(Extracted data entries)

* Begin *

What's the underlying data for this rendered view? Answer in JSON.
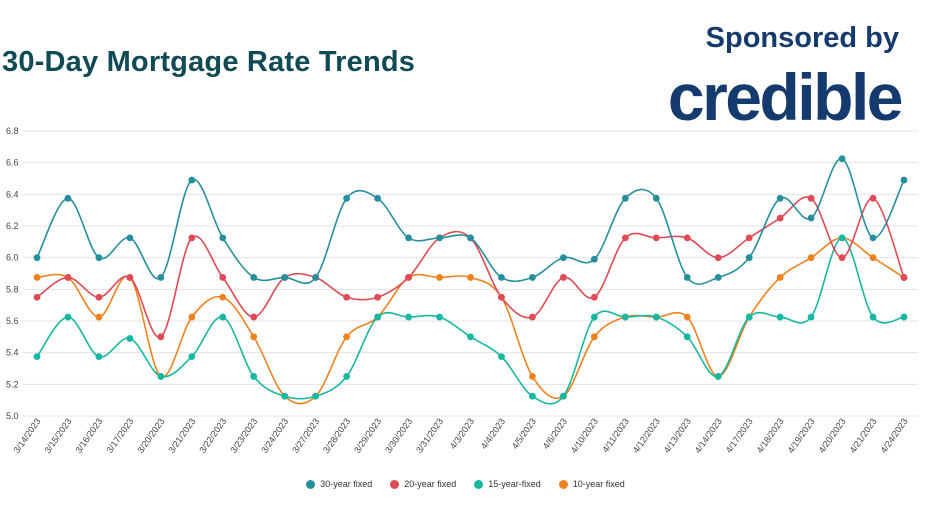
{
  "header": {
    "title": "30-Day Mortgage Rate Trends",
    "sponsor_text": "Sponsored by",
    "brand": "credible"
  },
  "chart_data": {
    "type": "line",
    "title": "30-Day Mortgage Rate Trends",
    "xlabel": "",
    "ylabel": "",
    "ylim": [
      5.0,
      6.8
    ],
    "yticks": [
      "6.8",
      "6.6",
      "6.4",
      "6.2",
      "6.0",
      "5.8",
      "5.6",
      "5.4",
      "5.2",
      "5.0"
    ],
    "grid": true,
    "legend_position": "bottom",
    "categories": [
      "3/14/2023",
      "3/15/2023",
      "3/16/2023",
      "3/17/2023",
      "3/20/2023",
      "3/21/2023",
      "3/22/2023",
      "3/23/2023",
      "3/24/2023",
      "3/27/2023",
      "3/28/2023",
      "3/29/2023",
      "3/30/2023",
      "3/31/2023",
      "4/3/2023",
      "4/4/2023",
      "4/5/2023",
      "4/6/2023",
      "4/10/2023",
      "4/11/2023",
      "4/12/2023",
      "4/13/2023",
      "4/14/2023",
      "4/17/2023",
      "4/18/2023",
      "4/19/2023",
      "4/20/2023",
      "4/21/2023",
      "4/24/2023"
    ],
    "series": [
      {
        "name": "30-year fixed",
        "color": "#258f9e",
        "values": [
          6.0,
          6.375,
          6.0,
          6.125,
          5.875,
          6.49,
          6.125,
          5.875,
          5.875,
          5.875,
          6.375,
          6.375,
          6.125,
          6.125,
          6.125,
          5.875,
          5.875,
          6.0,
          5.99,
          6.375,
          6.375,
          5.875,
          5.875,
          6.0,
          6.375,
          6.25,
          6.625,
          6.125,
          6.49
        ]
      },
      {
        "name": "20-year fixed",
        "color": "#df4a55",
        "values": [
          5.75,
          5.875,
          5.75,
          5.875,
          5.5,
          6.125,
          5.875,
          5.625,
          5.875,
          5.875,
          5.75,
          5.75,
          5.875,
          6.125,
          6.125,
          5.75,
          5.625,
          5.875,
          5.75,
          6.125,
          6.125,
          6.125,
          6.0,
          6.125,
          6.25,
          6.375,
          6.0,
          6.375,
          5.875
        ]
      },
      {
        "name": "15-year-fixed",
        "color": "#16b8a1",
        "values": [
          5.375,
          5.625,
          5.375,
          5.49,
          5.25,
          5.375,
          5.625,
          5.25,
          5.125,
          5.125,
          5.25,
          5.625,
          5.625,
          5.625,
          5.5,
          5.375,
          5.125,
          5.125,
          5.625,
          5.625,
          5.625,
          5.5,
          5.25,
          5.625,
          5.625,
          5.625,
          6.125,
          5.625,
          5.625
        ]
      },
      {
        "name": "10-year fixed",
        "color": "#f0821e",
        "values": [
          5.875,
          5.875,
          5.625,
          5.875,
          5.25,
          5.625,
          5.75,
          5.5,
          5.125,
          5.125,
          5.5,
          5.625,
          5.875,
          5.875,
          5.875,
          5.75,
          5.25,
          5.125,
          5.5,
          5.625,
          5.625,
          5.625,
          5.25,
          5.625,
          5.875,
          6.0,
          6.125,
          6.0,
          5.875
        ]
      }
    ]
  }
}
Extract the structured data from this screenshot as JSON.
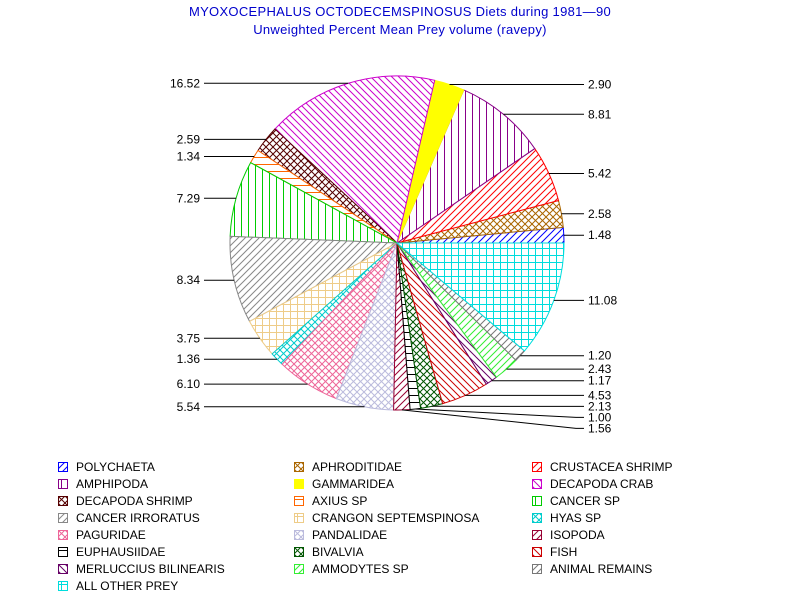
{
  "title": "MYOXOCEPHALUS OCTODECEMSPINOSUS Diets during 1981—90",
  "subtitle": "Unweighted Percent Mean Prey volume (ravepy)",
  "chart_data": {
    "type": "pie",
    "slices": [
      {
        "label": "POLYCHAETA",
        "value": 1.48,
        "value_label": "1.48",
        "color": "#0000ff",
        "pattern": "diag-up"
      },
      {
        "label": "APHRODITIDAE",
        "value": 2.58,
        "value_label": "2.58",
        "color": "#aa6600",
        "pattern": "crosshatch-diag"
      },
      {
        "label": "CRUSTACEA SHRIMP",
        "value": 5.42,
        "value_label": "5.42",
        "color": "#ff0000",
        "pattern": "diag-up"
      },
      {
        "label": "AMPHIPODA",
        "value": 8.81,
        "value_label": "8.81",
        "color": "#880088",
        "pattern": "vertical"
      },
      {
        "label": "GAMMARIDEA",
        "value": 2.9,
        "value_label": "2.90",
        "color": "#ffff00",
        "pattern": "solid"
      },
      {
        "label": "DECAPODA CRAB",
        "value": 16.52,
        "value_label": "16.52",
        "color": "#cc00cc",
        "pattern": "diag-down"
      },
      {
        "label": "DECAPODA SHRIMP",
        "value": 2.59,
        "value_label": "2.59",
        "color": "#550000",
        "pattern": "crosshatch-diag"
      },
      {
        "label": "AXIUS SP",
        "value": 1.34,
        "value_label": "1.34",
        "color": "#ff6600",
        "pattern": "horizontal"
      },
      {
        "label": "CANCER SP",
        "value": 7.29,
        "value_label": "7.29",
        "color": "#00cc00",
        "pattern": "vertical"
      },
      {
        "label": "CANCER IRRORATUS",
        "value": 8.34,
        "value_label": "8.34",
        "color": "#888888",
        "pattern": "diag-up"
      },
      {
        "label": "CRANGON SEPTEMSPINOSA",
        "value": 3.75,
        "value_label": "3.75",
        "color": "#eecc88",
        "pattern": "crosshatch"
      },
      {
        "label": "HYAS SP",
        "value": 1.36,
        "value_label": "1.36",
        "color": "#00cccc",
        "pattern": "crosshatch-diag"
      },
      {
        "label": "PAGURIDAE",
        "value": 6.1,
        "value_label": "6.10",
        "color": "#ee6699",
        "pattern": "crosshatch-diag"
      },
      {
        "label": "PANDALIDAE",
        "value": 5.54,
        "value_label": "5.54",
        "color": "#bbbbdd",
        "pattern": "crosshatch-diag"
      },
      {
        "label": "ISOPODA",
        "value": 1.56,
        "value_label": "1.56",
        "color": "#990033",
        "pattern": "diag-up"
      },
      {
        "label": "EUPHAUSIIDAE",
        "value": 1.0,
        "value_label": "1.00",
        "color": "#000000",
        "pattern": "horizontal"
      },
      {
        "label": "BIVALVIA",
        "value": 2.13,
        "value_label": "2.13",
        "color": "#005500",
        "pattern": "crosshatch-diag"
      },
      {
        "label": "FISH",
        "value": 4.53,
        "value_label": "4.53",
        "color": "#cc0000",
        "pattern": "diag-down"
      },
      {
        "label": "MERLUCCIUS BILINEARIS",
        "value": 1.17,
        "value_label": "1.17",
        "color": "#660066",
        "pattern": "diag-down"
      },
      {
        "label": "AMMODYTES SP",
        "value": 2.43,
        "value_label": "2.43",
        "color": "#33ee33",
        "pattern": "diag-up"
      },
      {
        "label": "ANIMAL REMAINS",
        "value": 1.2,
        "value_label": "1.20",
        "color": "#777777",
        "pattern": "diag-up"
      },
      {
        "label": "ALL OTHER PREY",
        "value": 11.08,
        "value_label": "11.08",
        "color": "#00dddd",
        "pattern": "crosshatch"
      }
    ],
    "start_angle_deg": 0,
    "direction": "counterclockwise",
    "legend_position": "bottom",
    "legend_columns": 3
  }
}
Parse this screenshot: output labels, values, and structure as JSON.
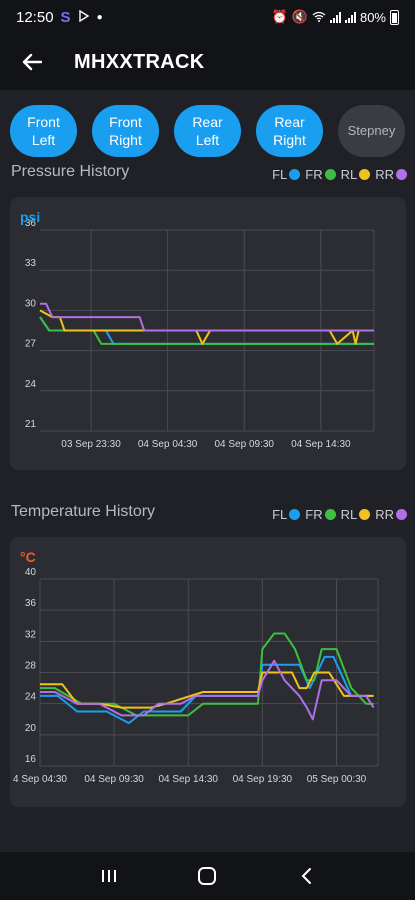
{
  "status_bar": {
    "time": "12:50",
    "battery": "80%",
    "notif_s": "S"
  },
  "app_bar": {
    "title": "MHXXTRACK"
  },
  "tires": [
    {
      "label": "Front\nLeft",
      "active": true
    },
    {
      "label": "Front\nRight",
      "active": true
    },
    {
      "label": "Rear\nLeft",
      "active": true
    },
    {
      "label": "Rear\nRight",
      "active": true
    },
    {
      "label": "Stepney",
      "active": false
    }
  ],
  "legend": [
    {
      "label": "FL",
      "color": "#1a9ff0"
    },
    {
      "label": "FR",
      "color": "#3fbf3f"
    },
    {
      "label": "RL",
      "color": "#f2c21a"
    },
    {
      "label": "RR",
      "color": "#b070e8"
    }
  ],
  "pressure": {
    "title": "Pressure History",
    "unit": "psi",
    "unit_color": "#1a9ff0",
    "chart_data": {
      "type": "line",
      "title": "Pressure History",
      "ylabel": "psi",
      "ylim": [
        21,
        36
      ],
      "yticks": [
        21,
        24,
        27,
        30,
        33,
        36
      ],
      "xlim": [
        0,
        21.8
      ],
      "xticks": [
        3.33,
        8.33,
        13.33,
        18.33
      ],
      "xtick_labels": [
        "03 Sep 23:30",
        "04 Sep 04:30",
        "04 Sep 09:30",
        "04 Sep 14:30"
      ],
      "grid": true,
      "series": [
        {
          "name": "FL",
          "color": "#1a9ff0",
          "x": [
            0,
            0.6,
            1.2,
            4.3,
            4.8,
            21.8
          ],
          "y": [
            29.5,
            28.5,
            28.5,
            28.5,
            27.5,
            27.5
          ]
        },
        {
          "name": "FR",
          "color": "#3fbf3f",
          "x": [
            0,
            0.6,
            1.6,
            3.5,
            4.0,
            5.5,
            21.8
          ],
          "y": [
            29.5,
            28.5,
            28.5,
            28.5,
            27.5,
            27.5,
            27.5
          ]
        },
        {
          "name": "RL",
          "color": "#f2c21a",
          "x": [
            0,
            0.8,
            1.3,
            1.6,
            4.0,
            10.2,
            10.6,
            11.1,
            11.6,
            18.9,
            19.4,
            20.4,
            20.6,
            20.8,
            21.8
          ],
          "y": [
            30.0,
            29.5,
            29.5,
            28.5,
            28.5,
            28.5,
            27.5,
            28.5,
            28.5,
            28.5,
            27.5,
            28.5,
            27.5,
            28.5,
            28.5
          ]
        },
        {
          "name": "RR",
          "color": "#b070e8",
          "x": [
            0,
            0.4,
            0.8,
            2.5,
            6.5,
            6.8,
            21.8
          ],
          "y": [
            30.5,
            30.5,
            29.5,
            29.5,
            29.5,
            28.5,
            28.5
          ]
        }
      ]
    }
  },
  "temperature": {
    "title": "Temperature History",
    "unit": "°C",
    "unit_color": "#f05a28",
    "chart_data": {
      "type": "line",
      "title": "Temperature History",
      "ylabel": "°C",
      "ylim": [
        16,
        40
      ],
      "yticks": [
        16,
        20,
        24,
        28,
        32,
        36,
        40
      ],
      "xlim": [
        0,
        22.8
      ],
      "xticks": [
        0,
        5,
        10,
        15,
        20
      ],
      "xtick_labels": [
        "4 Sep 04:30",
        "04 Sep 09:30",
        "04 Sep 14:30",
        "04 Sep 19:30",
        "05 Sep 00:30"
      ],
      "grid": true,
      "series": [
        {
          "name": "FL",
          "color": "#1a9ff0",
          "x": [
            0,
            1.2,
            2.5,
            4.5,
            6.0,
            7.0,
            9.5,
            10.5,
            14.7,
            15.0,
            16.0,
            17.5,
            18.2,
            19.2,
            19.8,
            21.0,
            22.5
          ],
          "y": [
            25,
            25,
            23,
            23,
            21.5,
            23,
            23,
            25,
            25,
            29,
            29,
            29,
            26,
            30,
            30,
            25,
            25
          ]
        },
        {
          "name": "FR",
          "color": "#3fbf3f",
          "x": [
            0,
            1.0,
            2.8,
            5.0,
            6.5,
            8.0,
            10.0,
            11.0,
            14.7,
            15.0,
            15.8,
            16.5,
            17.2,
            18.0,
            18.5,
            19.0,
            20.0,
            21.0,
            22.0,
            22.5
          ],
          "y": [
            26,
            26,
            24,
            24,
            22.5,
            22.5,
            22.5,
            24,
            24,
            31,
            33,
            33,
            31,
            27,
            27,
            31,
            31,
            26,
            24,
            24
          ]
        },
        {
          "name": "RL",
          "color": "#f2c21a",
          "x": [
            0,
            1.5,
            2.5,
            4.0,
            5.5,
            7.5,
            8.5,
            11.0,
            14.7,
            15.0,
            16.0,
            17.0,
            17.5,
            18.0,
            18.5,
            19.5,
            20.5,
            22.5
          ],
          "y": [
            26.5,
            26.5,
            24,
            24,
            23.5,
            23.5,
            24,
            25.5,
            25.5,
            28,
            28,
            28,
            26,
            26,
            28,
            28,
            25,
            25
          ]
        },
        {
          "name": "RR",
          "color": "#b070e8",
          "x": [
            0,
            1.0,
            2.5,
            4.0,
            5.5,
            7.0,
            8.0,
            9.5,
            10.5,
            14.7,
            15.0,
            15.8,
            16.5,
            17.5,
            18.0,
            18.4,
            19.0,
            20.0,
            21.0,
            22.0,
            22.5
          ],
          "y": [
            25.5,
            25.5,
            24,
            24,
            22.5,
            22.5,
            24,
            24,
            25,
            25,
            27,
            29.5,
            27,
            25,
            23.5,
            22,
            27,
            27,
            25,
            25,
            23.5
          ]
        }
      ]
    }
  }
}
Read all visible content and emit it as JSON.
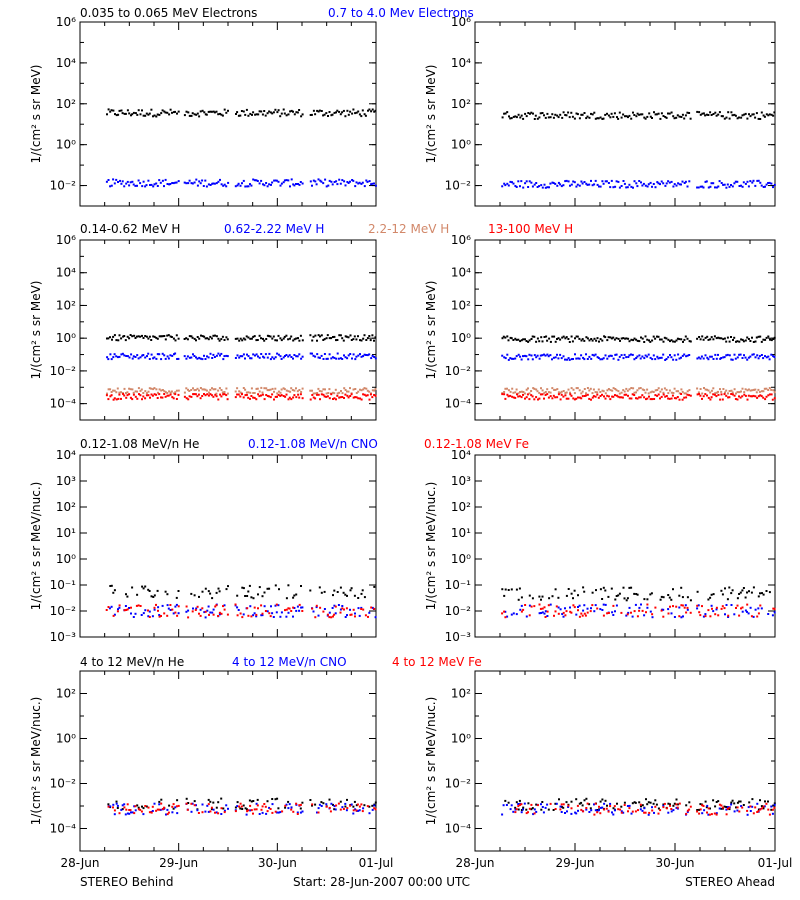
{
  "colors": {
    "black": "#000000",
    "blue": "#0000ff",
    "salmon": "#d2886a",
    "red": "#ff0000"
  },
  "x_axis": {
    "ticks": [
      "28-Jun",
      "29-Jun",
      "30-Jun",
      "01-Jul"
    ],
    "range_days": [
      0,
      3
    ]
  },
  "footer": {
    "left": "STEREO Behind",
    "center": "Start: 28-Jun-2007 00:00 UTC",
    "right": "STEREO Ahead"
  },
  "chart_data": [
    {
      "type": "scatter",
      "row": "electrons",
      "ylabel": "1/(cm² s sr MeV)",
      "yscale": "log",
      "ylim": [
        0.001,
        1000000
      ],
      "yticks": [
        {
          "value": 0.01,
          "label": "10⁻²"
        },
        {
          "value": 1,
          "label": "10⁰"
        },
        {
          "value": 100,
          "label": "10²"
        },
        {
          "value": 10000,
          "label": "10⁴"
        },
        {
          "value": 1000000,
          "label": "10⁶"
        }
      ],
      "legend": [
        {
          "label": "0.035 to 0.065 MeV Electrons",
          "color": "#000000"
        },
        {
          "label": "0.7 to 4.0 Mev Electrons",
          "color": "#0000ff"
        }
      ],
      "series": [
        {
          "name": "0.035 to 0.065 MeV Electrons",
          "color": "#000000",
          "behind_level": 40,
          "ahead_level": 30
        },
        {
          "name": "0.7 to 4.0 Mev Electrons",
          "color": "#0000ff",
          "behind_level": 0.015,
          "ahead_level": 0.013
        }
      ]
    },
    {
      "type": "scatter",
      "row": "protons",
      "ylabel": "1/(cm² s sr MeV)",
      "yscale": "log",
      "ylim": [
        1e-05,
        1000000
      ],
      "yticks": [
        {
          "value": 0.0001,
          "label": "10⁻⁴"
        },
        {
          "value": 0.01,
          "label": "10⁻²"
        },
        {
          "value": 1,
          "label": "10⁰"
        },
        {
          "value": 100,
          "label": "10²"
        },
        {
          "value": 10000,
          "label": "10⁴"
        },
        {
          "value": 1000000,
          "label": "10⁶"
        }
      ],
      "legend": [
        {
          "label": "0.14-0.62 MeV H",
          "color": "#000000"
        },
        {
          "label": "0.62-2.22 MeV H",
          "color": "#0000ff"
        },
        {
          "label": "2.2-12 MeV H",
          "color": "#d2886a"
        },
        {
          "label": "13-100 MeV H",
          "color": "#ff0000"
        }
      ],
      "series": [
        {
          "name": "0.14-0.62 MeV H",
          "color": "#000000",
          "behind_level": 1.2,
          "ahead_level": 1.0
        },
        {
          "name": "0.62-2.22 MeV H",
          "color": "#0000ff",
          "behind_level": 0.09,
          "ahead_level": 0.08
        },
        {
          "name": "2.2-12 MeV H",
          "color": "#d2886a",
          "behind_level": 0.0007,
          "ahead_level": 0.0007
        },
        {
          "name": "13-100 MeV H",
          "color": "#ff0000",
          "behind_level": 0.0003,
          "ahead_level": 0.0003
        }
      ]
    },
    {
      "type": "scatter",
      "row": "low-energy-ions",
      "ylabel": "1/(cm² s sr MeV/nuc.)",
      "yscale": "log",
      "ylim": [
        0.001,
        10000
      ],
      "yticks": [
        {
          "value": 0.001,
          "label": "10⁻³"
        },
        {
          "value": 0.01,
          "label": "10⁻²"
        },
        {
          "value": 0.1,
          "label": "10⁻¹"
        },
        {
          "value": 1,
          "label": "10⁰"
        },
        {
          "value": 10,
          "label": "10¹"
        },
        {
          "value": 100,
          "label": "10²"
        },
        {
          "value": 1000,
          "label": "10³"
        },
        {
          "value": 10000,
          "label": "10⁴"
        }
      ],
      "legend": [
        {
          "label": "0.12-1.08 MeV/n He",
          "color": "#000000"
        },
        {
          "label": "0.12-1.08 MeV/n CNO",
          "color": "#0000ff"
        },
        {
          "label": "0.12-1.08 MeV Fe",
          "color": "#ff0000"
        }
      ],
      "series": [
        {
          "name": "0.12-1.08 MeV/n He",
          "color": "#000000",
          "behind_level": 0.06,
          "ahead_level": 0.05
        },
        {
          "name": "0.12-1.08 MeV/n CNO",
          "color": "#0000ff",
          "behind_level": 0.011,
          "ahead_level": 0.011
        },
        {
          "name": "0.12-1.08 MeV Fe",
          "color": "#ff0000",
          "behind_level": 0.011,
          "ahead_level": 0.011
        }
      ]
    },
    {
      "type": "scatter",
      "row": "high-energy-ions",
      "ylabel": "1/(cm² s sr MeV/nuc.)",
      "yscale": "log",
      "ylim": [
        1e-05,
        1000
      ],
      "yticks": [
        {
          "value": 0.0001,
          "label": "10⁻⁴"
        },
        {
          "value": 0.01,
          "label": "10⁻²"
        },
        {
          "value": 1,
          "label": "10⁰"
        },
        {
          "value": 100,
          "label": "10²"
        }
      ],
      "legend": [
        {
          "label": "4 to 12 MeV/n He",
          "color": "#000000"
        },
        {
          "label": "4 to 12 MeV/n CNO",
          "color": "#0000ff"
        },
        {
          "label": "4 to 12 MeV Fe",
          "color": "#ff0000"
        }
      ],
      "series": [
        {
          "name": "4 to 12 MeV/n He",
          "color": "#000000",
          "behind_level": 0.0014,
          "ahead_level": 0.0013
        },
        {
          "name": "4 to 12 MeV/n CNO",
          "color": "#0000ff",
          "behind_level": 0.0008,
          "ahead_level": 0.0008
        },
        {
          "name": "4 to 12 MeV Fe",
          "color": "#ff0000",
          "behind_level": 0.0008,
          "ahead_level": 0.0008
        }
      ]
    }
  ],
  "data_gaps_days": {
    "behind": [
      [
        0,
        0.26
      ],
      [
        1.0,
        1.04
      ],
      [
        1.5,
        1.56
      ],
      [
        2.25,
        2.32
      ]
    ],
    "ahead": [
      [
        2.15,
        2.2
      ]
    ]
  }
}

* End *

INSTRUCTIONS TO FOLLOW: From the listing above, copy all lines holding the word "nRight".

COMPLETED EXERCISE:
      "label": "Front\nRight",
      "label": "Rear\nRight",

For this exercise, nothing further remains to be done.